Keep only those lines of the records that include the string "Oibò".

>> START EXCERPTED DATA

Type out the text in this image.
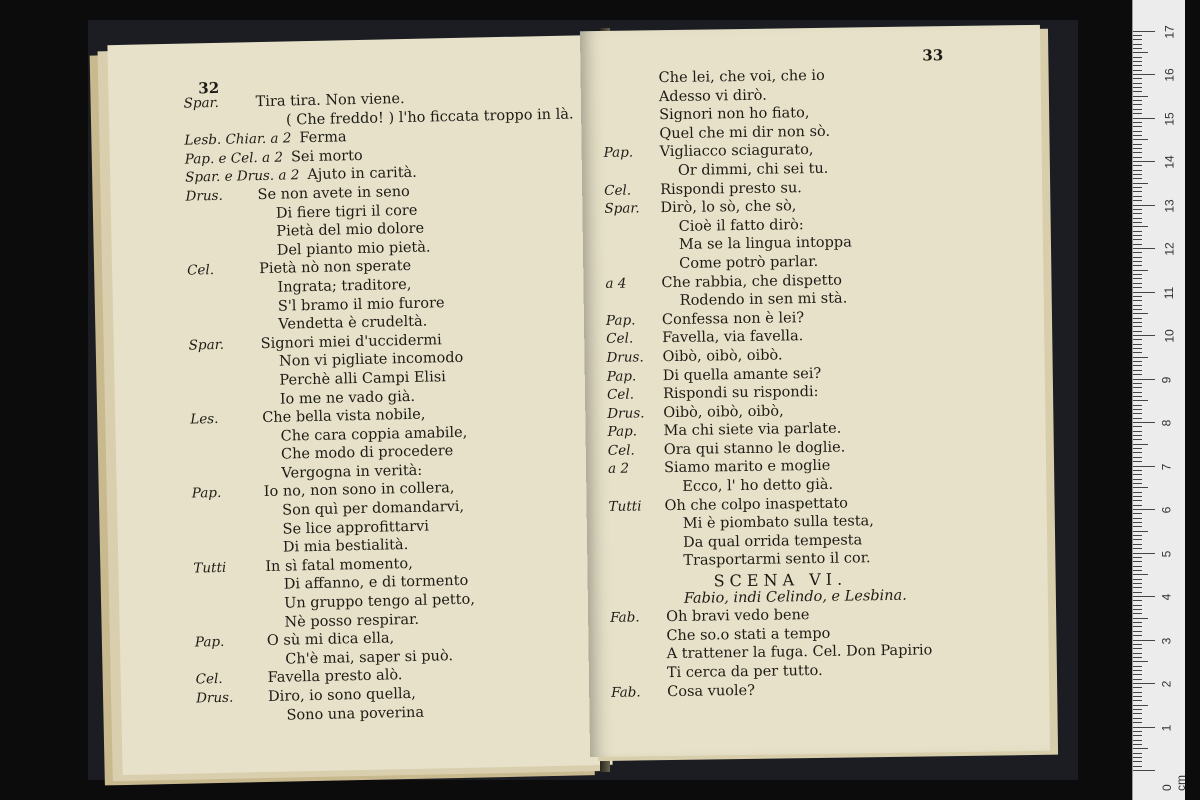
32
Spar.	Tira tira. Non viene.
( Che freddo! ) l'ho ficcata troppo in là.
Lesb. Chiar. a 2 Ferma
Pap. e Cel. a 2 Sei morto
Spar. e Drus. a 2 Ajuto in carità.
Drus.	Se non avete in seno
Di fiere tigri il core
Pietà del mio dolore
Del pianto mio pietà.
Cel.	Pietà nò non sperate
Ingrata; traditore,
S'l bramo il mio furore
Vendetta è crudeltà.
Spar.	Signori miei d'uccidermi
Non vi pigliate incomodo
Perchè alli Campi Elisi
Io me ne vado già.
Les.	Che bella vista nobile,
Che cara coppia amabile,
Che modo di procedere
Vergogna in verità:
Pap.	Io no, non sono in collera,
Son quì per domandarvi,
Se lice approfittarvi
Di mia bestialità.
Tutti	In sì fatal momento,
Di affanno, e di tormento
Un gruppo tengo al petto,
Nè posso respirar.
Pap.	O sù mi dica ella,
Ch'è mai, saper si può.
Cel.	Favella presto alò.
Drus.	Diro, io sono quella,
Sono una poverina
33
Che lei, che voi, che io
Adesso vi dirò.
Signori non ho fiato,
Quel che mi dir non sò.
Pap.	Vigliacco sciagurato,
Or dimmi, chi sei tu.
Cel.	Rispondi presto su.
Spar.	Dirò, lo sò, che sò,
Cioè il fatto dirò:
Ma se la lingua intoppa
Come potrò parlar.
a 4	Che rabbia, che dispetto
Rodendo in sen mi stà.
Pap.	Confessa non è lei?
Cel.	Favella, via favella.
Drus.	Oibò, oibò, oibò.
Pap.	Di quella amante sei?
Cel.	Rispondi su rispondi:
Drus.	Oibò, oibò, oibò,
Pap.	Ma chi siete via parlate.
Cel.	Ora qui stanno le doglie.
a 2	Siamo marito e moglie
Ecco, l' ho detto già.
Tutti	Oh che colpo inaspettato
Mi è piombato sulla testa,
Da qual orrida tempesta
Trasportarmi sento il cor.
SCENA VI.
Fabio, indi Celindo, e Lesbina.
Fab.	Oh bravi vedo bene
Che so.o stati a tempo
A trattener la fuga. Cel. Don Papirio
Ti cerca da per tutto.
Fab.	Cosa vuole?
0 cm
1
2
3
4
5
6
7
8
9
10
11
12
13
14
15
16
17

>> END EXCERPTED DATA

■ **PROBLEM SOLUTION**:
Drus.	Oibò, oibò, oibò.
Drus.	Oibò, oibò, oibò,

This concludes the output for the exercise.